— JOB —
Examine each line of the data. Copy those that contain the string "опеки".

— SUPPLIED DATA —
__________________________________________________

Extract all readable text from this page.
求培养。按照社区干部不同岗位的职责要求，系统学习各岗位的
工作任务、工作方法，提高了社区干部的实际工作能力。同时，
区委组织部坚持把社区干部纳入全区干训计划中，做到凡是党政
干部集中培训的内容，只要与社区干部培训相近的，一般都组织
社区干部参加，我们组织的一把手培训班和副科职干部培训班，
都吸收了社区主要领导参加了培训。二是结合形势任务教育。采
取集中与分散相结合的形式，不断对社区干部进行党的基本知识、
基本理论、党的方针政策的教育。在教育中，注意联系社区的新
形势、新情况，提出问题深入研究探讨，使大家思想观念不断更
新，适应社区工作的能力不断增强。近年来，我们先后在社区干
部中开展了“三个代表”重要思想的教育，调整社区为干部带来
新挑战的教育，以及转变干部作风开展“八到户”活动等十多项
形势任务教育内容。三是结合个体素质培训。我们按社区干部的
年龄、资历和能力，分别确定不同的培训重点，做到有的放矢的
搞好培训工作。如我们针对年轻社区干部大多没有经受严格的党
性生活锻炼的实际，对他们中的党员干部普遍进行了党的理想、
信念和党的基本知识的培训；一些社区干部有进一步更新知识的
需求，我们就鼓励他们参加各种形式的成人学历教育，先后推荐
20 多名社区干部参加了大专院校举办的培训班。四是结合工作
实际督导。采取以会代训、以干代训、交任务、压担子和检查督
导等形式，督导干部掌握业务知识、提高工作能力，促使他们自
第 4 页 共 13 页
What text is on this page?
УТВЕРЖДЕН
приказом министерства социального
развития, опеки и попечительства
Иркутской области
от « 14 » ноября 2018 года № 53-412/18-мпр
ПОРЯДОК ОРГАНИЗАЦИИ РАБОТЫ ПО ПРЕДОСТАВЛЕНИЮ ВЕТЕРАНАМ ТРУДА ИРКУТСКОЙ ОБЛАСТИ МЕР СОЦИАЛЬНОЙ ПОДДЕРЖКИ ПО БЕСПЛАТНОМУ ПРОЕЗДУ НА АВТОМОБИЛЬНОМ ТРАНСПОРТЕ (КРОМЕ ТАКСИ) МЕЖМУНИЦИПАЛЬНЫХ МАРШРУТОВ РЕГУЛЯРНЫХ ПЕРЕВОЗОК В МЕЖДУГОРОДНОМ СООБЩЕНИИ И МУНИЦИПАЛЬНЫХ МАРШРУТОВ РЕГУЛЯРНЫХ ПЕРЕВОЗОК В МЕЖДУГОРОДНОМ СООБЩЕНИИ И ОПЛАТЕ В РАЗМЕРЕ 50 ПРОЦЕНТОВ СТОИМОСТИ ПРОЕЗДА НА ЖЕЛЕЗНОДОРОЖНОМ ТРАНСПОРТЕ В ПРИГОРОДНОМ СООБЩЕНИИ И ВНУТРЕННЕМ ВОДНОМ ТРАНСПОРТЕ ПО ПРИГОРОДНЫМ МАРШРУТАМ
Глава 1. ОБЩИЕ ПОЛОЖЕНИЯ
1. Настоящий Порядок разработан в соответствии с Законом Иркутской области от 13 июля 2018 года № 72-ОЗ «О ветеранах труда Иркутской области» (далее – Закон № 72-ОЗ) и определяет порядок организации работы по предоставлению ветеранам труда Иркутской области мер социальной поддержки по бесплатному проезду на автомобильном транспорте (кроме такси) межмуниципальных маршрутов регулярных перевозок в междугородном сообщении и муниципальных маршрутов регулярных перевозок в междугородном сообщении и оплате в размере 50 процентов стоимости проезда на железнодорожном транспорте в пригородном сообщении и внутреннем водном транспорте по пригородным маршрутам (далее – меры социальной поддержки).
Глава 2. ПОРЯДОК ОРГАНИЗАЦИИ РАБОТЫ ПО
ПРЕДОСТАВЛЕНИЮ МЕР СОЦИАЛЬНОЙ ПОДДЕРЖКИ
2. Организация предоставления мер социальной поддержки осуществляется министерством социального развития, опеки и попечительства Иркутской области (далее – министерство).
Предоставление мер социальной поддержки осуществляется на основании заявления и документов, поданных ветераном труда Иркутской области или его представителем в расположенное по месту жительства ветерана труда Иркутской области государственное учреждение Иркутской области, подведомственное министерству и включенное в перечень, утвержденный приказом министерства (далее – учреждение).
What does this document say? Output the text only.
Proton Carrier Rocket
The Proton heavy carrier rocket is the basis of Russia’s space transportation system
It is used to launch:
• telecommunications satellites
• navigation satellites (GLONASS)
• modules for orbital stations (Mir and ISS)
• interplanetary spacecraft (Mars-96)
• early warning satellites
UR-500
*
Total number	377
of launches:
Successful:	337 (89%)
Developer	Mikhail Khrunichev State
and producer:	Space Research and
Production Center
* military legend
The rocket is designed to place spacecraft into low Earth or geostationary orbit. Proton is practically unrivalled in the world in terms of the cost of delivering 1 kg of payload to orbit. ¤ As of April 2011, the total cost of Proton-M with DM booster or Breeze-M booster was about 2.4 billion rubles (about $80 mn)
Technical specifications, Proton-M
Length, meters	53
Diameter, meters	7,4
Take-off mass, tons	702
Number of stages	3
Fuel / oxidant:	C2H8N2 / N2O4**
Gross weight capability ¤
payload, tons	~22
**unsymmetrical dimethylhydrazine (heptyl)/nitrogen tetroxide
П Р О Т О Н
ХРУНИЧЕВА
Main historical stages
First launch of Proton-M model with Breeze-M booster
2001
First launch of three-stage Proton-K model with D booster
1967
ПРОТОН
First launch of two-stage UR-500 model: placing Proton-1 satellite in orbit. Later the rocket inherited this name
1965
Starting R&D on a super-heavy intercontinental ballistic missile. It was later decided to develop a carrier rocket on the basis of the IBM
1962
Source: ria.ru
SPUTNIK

__________________________________________________

— TASK RESULT —
развития, опеки и попечительства
2. Организация предоставления мер социальной поддержки осуществляется министерством социального развития, опеки и попечительства Иркутской области (далее – министерство).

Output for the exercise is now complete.